### Request
Answer with the number of lines in the listing below that contain the word "Screen", and nothing else.

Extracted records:
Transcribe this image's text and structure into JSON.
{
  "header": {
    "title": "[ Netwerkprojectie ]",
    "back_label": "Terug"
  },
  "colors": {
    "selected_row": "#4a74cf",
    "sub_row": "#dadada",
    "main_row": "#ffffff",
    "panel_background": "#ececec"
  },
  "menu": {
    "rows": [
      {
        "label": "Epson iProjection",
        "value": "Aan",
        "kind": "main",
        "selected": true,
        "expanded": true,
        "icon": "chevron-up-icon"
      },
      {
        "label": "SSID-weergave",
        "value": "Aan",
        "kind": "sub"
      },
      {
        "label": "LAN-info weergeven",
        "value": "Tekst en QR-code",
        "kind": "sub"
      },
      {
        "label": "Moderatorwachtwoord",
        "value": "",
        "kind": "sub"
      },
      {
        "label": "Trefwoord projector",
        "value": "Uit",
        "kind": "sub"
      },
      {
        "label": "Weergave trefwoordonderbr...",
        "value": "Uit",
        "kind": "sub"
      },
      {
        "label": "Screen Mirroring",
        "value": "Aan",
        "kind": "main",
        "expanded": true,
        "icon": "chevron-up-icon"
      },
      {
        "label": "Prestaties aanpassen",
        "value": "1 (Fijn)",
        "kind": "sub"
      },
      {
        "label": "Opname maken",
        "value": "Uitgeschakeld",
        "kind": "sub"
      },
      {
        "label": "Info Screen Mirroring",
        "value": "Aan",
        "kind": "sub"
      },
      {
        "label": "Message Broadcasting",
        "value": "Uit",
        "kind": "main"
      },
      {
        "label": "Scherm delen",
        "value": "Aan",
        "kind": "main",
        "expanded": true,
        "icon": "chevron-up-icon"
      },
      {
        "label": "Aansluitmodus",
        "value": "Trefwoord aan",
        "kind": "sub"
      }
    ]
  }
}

### Solution for this task
2